**YOUR GOAL**
Scan the lines below for the word "Include". Copy each line you find it in.

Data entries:
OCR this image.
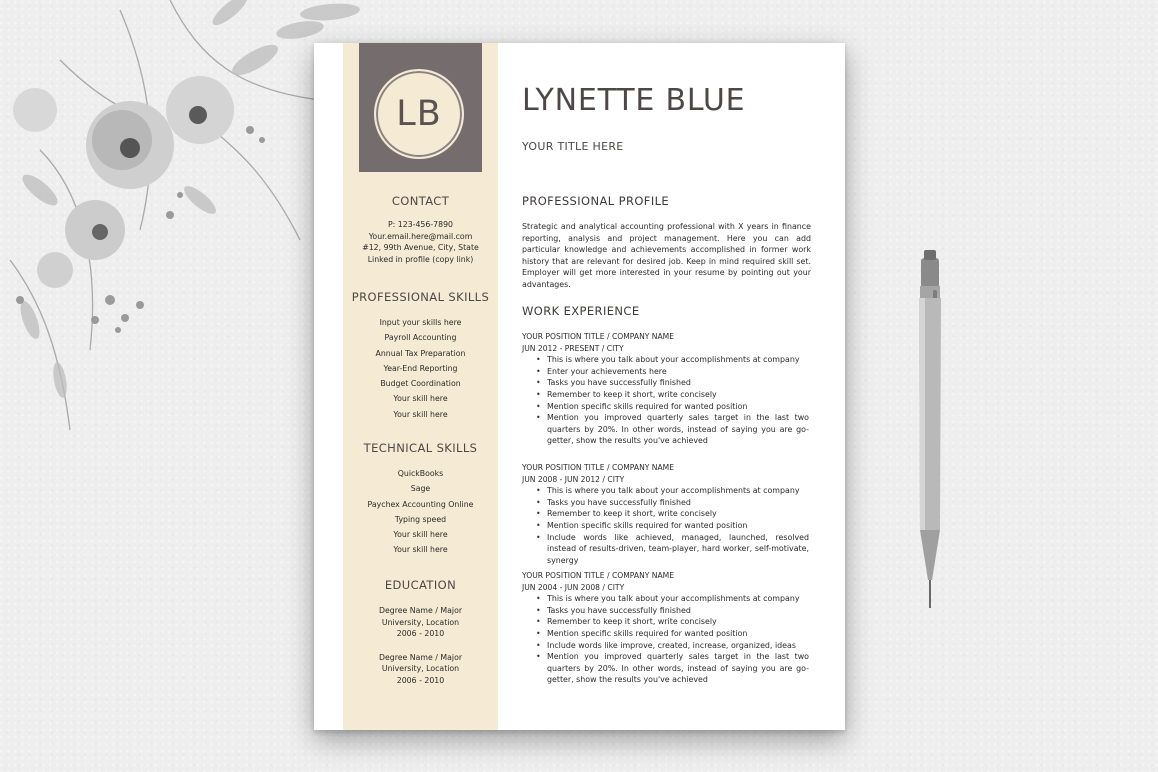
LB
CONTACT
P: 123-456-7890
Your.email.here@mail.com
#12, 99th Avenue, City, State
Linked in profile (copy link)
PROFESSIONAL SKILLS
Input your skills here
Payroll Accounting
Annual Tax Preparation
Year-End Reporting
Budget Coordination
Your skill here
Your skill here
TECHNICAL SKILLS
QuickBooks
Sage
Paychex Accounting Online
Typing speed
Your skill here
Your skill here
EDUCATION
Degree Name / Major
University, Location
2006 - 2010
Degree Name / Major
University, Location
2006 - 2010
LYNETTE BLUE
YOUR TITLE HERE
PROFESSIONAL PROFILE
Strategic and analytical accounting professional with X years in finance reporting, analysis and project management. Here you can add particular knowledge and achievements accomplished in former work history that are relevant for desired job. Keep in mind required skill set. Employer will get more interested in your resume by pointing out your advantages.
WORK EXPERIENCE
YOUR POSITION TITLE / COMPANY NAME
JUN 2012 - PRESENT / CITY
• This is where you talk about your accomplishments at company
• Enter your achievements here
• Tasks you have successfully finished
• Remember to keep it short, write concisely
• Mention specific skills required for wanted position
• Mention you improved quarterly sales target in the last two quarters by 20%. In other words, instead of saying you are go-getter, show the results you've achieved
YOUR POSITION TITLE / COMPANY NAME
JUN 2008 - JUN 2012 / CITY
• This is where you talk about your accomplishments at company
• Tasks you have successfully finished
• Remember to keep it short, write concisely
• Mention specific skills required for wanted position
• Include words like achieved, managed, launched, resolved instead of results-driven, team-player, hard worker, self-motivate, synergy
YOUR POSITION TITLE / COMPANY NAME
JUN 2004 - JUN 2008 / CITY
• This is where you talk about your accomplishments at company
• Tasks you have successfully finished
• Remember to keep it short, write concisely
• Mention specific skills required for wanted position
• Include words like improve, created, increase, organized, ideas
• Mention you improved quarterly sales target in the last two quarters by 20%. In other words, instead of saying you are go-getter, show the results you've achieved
...
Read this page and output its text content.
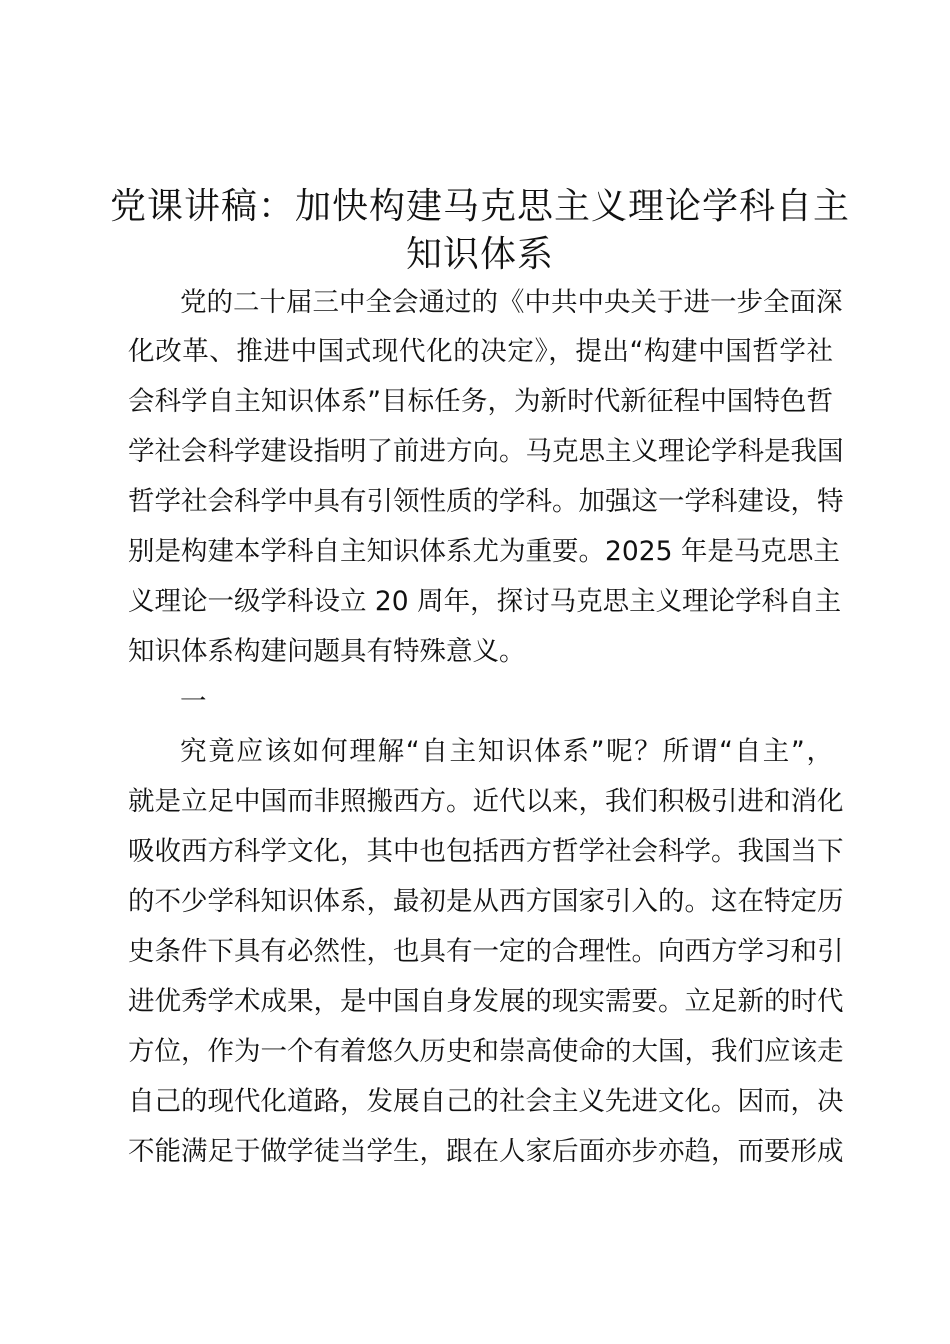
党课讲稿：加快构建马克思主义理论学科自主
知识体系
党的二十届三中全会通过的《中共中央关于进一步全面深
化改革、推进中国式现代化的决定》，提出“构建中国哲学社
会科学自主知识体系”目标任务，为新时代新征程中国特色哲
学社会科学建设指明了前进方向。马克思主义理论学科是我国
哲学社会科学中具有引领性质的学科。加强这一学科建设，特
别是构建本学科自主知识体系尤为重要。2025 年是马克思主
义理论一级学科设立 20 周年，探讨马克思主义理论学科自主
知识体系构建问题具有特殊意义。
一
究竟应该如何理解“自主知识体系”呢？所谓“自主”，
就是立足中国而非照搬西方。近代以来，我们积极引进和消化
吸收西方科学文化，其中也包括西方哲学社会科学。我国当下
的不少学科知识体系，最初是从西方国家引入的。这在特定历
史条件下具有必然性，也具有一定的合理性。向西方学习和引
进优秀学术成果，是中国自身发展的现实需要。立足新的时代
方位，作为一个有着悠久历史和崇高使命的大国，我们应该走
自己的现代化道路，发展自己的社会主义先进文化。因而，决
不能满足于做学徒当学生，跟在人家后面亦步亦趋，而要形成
--
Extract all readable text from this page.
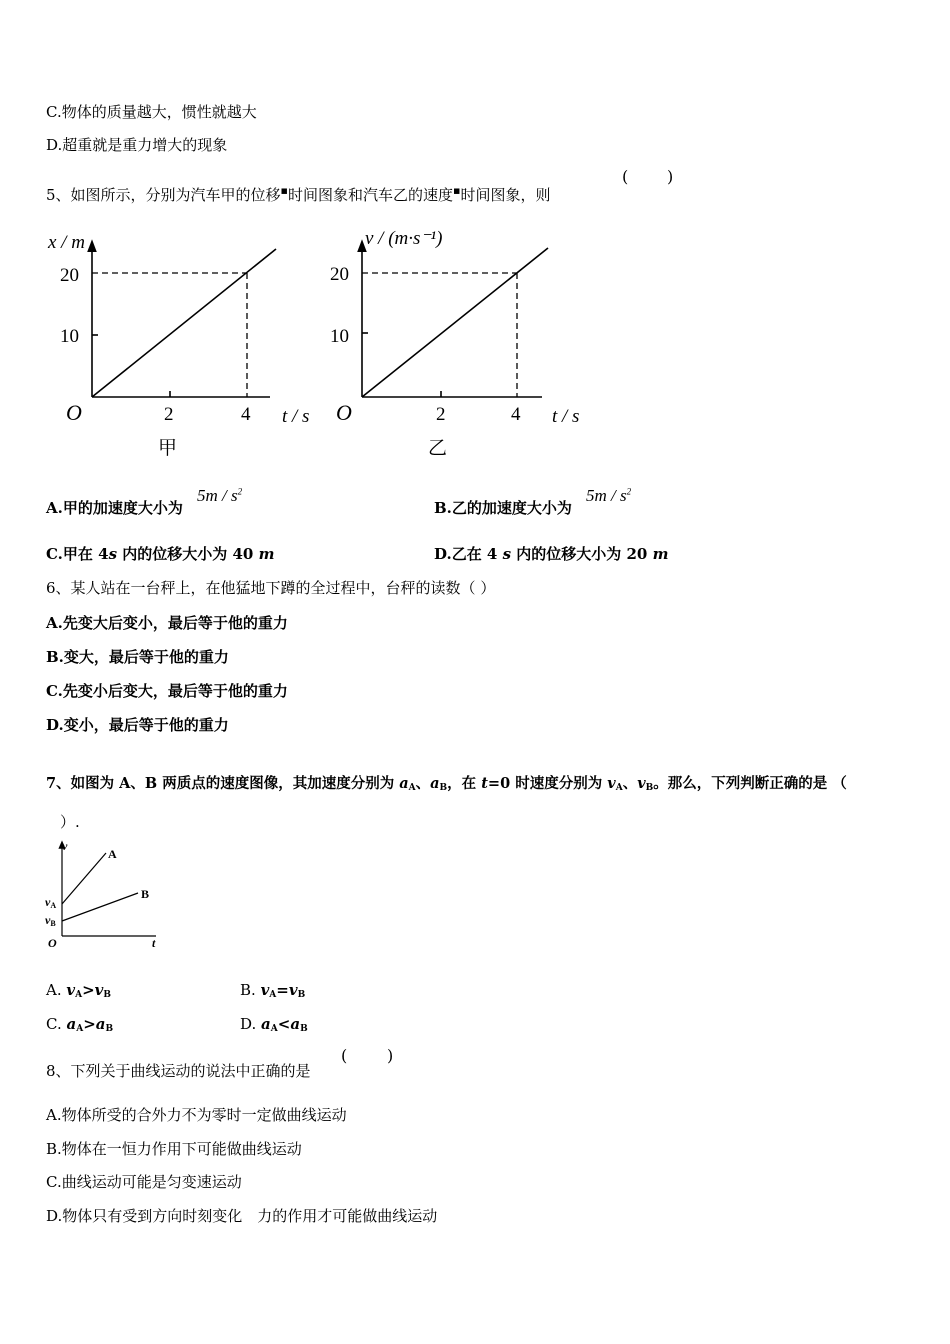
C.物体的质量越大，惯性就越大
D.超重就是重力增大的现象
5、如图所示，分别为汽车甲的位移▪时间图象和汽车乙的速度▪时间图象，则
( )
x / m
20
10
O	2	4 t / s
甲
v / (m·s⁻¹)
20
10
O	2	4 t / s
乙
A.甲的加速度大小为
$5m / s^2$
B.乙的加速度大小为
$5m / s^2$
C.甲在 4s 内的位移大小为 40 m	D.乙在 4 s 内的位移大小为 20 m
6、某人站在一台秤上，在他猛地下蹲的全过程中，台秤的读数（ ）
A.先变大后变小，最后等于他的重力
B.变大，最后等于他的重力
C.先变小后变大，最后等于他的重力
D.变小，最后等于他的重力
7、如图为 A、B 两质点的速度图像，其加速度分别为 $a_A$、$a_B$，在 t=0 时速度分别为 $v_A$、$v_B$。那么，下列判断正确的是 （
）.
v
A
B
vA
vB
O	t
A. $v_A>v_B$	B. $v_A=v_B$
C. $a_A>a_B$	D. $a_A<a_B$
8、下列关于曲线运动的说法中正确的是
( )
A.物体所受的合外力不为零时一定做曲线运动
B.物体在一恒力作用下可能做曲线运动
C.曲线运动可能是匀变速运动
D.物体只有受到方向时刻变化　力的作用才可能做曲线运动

**ANSWER TO THE PROBLEM**
• Include words like achieved, managed, launched, resolved instead of results-driven, team-player, hard worker, self-motivate, synergy
• Include words like improve, created, increase, organized, ideas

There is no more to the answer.